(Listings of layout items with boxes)
━━━━━━━━

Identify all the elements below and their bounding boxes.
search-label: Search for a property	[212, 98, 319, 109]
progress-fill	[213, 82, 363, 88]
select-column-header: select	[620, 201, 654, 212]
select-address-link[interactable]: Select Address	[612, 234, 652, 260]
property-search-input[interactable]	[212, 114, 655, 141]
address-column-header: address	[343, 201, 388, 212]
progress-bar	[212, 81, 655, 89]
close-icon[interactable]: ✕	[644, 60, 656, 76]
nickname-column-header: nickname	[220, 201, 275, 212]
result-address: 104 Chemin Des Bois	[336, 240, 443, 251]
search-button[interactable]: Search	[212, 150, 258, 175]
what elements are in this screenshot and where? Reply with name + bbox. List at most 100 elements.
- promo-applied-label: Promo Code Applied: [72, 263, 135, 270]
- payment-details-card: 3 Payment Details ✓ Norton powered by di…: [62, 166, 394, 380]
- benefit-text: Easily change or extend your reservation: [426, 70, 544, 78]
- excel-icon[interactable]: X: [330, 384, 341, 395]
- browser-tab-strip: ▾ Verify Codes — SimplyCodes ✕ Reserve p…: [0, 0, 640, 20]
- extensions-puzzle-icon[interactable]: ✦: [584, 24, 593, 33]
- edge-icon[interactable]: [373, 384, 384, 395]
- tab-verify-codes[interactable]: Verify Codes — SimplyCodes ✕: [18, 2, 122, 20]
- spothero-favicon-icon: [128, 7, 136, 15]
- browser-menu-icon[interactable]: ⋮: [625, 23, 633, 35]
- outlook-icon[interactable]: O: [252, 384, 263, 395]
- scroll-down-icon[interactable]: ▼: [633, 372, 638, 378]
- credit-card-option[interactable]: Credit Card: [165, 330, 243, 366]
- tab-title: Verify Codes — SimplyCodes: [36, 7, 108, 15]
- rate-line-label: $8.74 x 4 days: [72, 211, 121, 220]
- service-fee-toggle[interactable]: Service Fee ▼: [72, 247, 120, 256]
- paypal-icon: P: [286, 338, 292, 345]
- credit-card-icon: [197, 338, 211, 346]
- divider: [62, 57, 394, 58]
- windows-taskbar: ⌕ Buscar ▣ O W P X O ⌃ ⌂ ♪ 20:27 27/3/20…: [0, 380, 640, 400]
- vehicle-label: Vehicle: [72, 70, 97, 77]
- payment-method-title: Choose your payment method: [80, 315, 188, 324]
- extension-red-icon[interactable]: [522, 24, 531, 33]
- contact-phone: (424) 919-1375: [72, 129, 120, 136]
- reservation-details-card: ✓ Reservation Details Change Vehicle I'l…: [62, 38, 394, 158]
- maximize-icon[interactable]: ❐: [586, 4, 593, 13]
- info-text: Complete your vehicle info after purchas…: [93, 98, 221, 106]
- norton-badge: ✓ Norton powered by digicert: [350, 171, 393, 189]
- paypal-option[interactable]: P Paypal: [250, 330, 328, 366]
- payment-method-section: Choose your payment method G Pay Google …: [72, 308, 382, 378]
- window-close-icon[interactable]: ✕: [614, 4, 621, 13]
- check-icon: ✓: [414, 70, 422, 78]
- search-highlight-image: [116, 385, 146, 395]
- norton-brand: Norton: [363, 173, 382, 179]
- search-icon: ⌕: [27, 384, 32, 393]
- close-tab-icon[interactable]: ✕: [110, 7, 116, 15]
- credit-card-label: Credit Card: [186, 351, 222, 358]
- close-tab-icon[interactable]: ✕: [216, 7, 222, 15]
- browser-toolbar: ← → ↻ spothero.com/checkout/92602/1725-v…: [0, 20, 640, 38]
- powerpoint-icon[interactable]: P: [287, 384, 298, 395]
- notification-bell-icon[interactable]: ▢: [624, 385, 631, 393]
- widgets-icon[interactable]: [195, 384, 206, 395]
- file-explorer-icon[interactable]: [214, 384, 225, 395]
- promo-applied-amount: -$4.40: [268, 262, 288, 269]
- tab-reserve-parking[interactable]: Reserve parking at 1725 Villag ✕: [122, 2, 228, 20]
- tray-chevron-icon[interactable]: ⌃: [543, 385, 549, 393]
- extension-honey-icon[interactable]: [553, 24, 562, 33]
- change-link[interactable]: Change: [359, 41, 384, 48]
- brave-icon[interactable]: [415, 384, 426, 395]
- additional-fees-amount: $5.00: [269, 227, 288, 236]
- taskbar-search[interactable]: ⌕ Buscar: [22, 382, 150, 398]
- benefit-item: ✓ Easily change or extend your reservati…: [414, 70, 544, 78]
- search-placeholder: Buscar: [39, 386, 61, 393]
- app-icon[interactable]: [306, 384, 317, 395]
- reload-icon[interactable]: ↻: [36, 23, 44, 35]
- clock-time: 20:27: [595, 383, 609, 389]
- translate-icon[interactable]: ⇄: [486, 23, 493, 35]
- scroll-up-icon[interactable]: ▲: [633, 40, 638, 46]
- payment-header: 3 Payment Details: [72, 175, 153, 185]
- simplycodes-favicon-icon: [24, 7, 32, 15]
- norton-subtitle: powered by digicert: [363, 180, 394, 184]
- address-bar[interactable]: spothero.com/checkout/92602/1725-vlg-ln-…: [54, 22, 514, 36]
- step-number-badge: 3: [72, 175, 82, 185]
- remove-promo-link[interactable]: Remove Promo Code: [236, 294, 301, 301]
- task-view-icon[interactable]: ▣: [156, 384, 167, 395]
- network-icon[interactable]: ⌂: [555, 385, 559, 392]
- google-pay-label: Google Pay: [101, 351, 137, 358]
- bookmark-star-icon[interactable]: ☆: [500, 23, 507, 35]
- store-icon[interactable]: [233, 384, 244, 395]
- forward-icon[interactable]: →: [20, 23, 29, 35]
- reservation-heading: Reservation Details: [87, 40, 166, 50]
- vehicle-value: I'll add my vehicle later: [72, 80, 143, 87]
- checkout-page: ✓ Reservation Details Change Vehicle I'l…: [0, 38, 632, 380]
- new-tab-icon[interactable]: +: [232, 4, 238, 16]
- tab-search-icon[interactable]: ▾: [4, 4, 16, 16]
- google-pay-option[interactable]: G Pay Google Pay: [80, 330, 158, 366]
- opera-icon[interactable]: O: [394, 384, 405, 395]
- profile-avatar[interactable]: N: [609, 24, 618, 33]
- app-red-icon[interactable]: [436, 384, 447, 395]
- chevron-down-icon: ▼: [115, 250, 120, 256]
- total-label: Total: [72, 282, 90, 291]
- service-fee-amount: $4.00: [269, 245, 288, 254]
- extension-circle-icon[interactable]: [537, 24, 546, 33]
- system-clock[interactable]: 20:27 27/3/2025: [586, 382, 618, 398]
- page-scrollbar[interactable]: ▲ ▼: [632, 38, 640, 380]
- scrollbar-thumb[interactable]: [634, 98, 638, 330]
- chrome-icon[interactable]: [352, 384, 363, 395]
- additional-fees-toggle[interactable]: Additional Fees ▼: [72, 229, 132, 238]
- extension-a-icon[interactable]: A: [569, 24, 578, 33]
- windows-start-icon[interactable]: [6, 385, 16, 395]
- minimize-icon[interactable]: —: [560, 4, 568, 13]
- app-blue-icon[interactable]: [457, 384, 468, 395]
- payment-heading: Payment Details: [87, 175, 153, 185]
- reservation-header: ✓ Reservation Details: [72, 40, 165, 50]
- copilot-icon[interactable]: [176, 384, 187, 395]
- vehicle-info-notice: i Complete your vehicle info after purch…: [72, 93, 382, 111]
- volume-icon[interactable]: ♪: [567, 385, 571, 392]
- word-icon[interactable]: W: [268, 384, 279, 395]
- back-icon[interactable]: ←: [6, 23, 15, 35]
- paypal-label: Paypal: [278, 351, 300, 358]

━━━━━━━━

Print all of the items above verbatim, reproducing each line without any change.

Identify all the elements below and their bounding boxes.
search-label: Search for a property	[212, 98, 319, 109]
progress-fill	[213, 82, 363, 88]
select-column-header: select	[620, 201, 654, 212]
select-address-link[interactable]: Select Address	[612, 234, 652, 260]
property-search-input[interactable]	[212, 114, 655, 141]
address-column-header: address	[343, 201, 388, 212]
progress-bar	[212, 81, 655, 89]
close-icon[interactable]: ✕	[644, 60, 656, 76]
nickname-column-header: nickname	[220, 201, 275, 212]
result-address: 104 Chemin Des Bois	[336, 240, 443, 251]
search-button[interactable]: Search	[212, 150, 258, 175]
what elements are in this screenshot and where? Reply with name + bbox. List at most 100 elements.
- promo-applied-label: Promo Code Applied: [72, 263, 135, 270]
- payment-details-card: 3 Payment Details ✓ Norton powered by di…: [62, 166, 394, 380]
- benefit-text: Easily change or extend your reservation: [426, 70, 544, 78]
- excel-icon[interactable]: X: [330, 384, 341, 395]
- browser-tab-strip: ▾ Verify Codes — SimplyCodes ✕ Reserve p…: [0, 0, 640, 20]
- extensions-puzzle-icon[interactable]: ✦: [584, 24, 593, 33]
- edge-icon[interactable]: [373, 384, 384, 395]
- tab-verify-codes[interactable]: Verify Codes — SimplyCodes ✕: [18, 2, 122, 20]
- spothero-favicon-icon: [128, 7, 136, 15]
- browser-menu-icon[interactable]: ⋮: [625, 23, 633, 35]
- outlook-icon[interactable]: O: [252, 384, 263, 395]
- scroll-down-icon[interactable]: ▼: [633, 372, 638, 378]
- credit-card-option[interactable]: Credit Card: [165, 330, 243, 366]
- tab-title: Verify Codes — SimplyCodes: [36, 7, 108, 15]
- rate-line-label: $8.74 x 4 days: [72, 211, 121, 220]
- service-fee-toggle[interactable]: Service Fee ▼: [72, 247, 120, 256]
- paypal-icon: P: [286, 338, 292, 345]
- credit-card-icon: [197, 338, 211, 346]
- divider: [62, 57, 394, 58]
- windows-taskbar: ⌕ Buscar ▣ O W P X O ⌃ ⌂ ♪ 20:27 27/3/20…: [0, 380, 640, 400]
- vehicle-label: Vehicle: [72, 70, 97, 77]
- payment-method-title: Choose your payment method: [80, 315, 188, 324]
- extension-red-icon[interactable]: [522, 24, 531, 33]
- contact-phone: (424) 919-1375: [72, 129, 120, 136]
- reservation-details-card: ✓ Reservation Details Change Vehicle I'l…: [62, 38, 394, 158]
- maximize-icon[interactable]: ❐: [586, 4, 593, 13]
- info-text: Complete your vehicle info after purchas…: [93, 98, 221, 106]
- norton-badge: ✓ Norton powered by digicert: [350, 171, 393, 189]
- paypal-option[interactable]: P Paypal: [250, 330, 328, 366]
- payment-method-section: Choose your payment method G Pay Google …: [72, 308, 382, 378]
- window-close-icon[interactable]: ✕: [614, 4, 621, 13]
- check-icon: ✓: [414, 70, 422, 78]
- search-highlight-image: [116, 385, 146, 395]
- norton-brand: Norton: [363, 173, 382, 179]
- search-icon: ⌕: [27, 384, 32, 393]
- close-tab-icon[interactable]: ✕: [110, 7, 116, 15]
- credit-card-label: Credit Card: [186, 351, 222, 358]
- close-tab-icon[interactable]: ✕: [216, 7, 222, 15]
- browser-toolbar: ← → ↻ spothero.com/checkout/92602/1725-v…: [0, 20, 640, 38]
- powerpoint-icon[interactable]: P: [287, 384, 298, 395]
- notification-bell-icon[interactable]: ▢: [624, 385, 631, 393]
- widgets-icon[interactable]: [195, 384, 206, 395]
- file-explorer-icon[interactable]: [214, 384, 225, 395]
- promo-applied-amount: -$4.40: [268, 262, 288, 269]
- tab-reserve-parking[interactable]: Reserve parking at 1725 Villag ✕: [122, 2, 228, 20]
- tray-chevron-icon[interactable]: ⌃: [543, 385, 549, 393]
- extension-honey-icon[interactable]: [553, 24, 562, 33]
- change-link[interactable]: Change: [359, 41, 384, 48]
- brave-icon[interactable]: [415, 384, 426, 395]
- additional-fees-amount: $5.00: [269, 227, 288, 236]
- taskbar-search[interactable]: ⌕ Buscar: [22, 382, 150, 398]
- benefit-item: ✓ Easily change or extend your reservati…: [414, 70, 544, 78]
- search-placeholder: Buscar: [39, 386, 61, 393]
- app-icon[interactable]: [306, 384, 317, 395]
- reload-icon[interactable]: ↻: [36, 23, 44, 35]
- clock-time: 20:27: [595, 383, 609, 389]
- translate-icon[interactable]: ⇄: [486, 23, 493, 35]
- scroll-up-icon[interactable]: ▲: [633, 40, 638, 46]
- payment-header: 3 Payment Details: [72, 175, 153, 185]
- simplycodes-favicon-icon: [24, 7, 32, 15]
- norton-subtitle: powered by digicert: [363, 180, 394, 184]
- address-bar[interactable]: spothero.com/checkout/92602/1725-vlg-ln-…: [54, 22, 514, 36]
- step-number-badge: 3: [72, 175, 82, 185]
- remove-promo-link[interactable]: Remove Promo Code: [236, 294, 301, 301]
- task-view-icon[interactable]: ▣: [156, 384, 167, 395]
- network-icon[interactable]: ⌂: [555, 385, 559, 392]
- google-pay-label: Google Pay: [101, 351, 137, 358]
- bookmark-star-icon[interactable]: ☆: [500, 23, 507, 35]
- store-icon[interactable]: [233, 384, 244, 395]
- forward-icon[interactable]: →: [20, 23, 29, 35]
- reservation-heading: Reservation Details: [87, 40, 166, 50]
- vehicle-value: I'll add my vehicle later: [72, 80, 143, 87]
- checkout-page: ✓ Reservation Details Change Vehicle I'l…: [0, 38, 632, 380]
- new-tab-icon[interactable]: +: [232, 4, 238, 16]
- tab-search-icon[interactable]: ▾: [4, 4, 16, 16]
- google-pay-option[interactable]: G Pay Google Pay: [80, 330, 158, 366]
- opera-icon[interactable]: O: [394, 384, 405, 395]
- profile-avatar[interactable]: N: [609, 24, 618, 33]
- app-red-icon[interactable]: [436, 384, 447, 395]
- chevron-down-icon: ▼: [115, 250, 120, 256]
- total-label: Total: [72, 282, 90, 291]
- service-fee-amount: $4.00: [269, 245, 288, 254]
- extension-circle-icon[interactable]: [537, 24, 546, 33]
- system-clock[interactable]: 20:27 27/3/2025: [586, 382, 618, 398]
- page-scrollbar[interactable]: ▲ ▼: [632, 38, 640, 380]
- scrollbar-thumb[interactable]: [634, 98, 638, 330]
- chrome-icon[interactable]: [352, 384, 363, 395]
- additional-fees-toggle[interactable]: Additional Fees ▼: [72, 229, 132, 238]
- extension-a-icon[interactable]: A: [569, 24, 578, 33]
- windows-start-icon[interactable]: [6, 385, 16, 395]
- minimize-icon[interactable]: —: [560, 4, 568, 13]
- app-blue-icon[interactable]: [457, 384, 468, 395]
- payment-heading: Payment Details: [87, 175, 153, 185]
- reservation-header: ✓ Reservation Details: [72, 40, 165, 50]
- copilot-icon[interactable]: [176, 384, 187, 395]
- vehicle-info-notice: i Complete your vehicle info after purch…: [72, 93, 382, 111]
- volume-icon[interactable]: ♪: [567, 385, 571, 392]
- word-icon[interactable]: W: [268, 384, 279, 395]
- back-icon[interactable]: ←: [6, 23, 15, 35]
- paypal-label: Paypal: [278, 351, 300, 358]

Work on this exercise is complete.